[Stored items]
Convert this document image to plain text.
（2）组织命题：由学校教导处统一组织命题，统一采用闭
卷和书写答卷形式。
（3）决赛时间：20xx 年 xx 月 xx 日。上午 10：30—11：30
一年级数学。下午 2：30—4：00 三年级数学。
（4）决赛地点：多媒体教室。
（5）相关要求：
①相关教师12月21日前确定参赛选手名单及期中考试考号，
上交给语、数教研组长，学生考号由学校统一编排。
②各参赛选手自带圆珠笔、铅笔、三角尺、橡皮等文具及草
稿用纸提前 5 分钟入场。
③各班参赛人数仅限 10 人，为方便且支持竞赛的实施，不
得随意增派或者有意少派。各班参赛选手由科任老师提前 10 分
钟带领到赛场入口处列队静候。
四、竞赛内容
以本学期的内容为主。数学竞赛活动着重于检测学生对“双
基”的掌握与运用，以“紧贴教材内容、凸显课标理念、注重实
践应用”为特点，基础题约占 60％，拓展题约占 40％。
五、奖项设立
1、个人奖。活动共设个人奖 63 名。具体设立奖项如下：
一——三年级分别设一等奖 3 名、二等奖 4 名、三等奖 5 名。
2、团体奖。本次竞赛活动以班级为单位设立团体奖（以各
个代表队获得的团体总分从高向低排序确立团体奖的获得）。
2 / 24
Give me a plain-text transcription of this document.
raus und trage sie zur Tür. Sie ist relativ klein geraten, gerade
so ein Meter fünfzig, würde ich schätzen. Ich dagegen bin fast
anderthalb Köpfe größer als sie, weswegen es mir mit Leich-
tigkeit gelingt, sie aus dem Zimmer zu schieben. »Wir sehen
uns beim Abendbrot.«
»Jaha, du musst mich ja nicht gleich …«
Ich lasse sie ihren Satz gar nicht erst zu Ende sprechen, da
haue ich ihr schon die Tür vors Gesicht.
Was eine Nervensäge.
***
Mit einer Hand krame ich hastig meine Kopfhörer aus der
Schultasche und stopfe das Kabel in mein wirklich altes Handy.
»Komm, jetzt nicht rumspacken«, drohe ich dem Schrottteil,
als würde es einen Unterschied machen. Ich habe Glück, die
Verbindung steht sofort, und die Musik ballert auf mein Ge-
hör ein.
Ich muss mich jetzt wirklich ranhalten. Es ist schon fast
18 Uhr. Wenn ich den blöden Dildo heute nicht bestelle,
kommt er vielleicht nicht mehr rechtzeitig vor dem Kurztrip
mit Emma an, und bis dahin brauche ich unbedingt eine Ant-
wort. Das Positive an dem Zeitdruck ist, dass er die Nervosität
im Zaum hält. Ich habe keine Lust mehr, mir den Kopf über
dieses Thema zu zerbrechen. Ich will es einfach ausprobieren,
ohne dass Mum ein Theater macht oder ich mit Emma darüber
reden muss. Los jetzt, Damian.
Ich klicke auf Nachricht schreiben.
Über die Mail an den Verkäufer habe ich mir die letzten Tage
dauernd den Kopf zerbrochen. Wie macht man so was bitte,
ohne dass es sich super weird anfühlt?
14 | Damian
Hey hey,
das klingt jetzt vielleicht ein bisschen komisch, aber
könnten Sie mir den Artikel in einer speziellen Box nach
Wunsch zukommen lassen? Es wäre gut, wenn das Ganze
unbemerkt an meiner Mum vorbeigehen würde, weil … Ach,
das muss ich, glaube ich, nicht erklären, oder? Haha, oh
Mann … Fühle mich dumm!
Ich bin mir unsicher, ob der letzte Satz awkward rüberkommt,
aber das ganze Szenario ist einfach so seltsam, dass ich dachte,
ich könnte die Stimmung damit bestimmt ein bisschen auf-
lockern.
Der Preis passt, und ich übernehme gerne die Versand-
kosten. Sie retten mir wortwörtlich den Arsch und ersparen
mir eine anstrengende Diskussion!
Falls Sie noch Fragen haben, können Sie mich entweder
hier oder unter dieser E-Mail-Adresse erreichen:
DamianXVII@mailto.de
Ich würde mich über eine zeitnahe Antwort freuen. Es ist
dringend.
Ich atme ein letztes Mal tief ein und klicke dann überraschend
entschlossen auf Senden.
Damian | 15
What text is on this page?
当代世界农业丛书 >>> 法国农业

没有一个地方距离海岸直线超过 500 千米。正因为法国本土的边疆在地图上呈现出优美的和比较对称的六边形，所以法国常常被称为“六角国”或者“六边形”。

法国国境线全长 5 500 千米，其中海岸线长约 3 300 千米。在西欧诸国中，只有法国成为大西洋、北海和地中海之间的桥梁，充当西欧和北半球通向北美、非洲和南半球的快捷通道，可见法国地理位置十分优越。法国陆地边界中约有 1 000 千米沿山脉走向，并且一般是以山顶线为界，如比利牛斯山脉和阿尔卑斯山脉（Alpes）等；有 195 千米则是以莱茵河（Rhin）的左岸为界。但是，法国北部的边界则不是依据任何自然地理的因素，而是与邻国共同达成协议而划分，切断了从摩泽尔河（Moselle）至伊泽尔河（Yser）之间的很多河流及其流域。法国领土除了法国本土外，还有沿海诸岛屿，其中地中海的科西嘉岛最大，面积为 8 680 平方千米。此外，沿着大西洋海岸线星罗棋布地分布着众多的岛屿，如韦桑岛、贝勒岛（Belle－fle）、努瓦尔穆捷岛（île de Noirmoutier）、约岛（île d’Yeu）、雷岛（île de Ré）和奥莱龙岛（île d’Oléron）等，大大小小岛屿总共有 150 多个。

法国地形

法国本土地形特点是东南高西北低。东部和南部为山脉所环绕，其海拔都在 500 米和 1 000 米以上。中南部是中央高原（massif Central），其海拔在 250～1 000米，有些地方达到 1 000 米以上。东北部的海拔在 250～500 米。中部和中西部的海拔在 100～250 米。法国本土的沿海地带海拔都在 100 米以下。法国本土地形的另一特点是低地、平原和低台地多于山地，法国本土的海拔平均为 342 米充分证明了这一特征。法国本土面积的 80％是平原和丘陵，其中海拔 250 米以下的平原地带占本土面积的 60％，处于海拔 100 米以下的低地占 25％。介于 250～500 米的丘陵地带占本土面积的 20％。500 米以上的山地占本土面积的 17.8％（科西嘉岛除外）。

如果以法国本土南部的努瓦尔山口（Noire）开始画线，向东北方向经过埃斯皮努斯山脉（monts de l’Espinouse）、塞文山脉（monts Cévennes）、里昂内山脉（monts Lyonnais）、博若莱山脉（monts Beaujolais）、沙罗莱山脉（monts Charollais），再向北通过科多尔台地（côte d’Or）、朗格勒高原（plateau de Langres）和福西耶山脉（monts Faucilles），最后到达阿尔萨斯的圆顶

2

» **Direction**
Return each line of the listing that holds the string "macht".

» **Output for this exercise**
ohne dass Mum ein Theater macht oder ich mit Emma darüber
dauernd den Kopf zerbrochen. Wie macht man so was bitte,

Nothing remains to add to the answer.